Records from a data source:

—————

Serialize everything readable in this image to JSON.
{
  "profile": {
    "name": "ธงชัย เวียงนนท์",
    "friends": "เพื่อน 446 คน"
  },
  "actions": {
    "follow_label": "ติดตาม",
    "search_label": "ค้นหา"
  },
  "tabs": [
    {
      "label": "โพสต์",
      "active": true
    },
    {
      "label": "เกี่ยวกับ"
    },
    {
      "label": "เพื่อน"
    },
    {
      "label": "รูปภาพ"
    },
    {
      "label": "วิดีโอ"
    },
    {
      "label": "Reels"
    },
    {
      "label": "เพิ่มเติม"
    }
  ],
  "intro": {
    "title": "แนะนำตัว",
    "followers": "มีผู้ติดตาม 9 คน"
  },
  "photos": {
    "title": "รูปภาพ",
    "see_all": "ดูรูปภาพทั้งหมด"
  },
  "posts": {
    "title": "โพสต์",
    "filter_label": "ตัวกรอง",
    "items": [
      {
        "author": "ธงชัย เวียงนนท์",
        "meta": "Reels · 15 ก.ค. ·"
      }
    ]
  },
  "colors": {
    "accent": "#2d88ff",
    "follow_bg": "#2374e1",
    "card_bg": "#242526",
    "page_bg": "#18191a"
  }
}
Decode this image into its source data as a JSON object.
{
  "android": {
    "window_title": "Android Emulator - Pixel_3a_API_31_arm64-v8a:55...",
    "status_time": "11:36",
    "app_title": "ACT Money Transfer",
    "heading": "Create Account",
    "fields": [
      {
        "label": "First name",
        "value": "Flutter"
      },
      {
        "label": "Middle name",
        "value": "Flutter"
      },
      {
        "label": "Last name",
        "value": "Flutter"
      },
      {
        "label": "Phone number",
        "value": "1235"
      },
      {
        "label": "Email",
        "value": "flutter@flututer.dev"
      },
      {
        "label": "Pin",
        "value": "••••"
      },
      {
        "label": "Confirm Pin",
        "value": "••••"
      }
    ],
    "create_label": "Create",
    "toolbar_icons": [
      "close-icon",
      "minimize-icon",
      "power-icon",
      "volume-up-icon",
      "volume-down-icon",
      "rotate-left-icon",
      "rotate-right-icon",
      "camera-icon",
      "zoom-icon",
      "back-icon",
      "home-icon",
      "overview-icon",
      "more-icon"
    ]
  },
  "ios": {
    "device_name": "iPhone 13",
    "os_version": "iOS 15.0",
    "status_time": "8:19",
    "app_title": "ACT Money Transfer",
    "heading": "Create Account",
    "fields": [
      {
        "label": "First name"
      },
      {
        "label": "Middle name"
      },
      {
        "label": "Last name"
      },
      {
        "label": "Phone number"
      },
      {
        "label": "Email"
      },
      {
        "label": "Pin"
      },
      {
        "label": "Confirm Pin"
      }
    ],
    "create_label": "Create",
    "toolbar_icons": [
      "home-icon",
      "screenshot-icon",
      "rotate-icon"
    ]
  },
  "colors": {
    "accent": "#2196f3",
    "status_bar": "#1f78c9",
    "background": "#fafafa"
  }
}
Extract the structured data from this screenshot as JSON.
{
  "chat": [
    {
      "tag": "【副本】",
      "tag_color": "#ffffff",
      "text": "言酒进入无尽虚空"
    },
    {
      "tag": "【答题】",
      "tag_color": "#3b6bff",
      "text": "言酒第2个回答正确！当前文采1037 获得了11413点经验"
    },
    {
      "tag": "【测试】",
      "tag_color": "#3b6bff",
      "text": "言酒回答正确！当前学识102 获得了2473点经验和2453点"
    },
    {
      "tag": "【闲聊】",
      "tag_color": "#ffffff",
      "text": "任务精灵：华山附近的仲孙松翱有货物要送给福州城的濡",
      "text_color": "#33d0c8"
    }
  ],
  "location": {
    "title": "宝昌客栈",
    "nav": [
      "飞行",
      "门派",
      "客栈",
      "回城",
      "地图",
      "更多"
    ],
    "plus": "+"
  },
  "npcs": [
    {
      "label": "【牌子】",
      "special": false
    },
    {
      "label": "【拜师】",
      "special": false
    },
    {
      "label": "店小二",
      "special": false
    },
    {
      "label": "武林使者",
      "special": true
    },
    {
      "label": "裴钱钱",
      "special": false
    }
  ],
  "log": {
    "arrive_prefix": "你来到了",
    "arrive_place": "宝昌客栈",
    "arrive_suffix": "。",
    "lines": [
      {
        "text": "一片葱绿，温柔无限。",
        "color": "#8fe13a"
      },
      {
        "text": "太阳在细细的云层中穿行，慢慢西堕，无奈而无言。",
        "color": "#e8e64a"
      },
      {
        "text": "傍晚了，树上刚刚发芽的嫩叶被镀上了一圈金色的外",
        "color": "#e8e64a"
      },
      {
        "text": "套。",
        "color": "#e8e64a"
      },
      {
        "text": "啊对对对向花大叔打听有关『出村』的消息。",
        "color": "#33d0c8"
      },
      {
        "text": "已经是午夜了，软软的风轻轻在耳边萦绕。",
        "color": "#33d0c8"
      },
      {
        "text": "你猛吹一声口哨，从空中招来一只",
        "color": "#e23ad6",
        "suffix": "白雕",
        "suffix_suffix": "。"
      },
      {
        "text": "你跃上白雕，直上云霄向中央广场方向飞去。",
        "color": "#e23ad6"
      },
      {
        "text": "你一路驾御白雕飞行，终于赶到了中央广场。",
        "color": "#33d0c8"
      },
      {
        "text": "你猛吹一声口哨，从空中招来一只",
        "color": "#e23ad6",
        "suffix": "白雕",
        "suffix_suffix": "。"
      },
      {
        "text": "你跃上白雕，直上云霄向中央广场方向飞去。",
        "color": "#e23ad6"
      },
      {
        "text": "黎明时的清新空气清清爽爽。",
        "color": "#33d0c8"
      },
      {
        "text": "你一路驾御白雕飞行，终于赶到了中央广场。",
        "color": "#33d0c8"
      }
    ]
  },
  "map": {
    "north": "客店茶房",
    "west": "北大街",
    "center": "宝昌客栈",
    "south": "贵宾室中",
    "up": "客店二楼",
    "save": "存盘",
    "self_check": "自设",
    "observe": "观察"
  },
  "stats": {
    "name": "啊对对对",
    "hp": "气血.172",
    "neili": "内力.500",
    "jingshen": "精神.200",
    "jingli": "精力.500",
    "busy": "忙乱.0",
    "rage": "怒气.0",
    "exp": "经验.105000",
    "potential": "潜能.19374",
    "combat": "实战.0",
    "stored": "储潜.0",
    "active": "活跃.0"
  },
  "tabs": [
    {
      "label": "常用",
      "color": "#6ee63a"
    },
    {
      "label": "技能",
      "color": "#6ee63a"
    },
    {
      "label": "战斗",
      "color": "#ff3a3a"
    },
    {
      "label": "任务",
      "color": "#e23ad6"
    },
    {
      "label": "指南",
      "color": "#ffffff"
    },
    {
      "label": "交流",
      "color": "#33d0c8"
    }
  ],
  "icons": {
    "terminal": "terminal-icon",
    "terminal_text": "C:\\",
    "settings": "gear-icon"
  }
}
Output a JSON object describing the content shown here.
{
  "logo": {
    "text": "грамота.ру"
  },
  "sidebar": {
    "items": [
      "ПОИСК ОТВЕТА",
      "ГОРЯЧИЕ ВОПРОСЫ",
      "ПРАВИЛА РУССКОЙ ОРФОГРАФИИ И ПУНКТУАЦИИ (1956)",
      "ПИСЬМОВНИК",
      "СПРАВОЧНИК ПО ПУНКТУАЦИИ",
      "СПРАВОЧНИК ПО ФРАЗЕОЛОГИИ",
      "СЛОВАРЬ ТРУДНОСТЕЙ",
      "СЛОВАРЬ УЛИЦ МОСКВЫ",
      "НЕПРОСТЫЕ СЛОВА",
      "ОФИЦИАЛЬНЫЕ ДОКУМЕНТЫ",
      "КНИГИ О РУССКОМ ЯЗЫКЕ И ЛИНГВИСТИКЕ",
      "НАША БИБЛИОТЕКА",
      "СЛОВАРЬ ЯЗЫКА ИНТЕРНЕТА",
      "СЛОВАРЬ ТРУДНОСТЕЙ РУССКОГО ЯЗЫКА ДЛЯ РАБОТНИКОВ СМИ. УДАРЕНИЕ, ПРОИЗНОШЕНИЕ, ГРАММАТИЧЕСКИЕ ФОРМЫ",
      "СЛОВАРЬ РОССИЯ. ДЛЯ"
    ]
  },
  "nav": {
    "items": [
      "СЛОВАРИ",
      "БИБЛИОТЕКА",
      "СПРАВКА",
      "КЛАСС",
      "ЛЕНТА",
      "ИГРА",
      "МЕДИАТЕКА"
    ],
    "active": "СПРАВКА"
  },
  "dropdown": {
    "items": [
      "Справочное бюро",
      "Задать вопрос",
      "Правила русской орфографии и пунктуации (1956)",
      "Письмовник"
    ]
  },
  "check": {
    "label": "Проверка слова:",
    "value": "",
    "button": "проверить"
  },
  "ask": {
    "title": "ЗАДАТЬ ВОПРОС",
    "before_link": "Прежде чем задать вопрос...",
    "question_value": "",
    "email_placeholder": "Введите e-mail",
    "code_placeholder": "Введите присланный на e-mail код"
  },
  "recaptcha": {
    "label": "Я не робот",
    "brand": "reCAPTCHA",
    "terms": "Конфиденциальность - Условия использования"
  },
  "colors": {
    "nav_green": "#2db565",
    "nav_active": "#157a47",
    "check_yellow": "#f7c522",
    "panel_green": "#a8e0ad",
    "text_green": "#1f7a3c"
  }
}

—————

## Problem description
From the data above, show each line that contains "this".

## In response
Serialize everything readable in this image to JSON.
Decode this image into its source data as a JSON object.
Extract the structured data from this screenshot as JSON.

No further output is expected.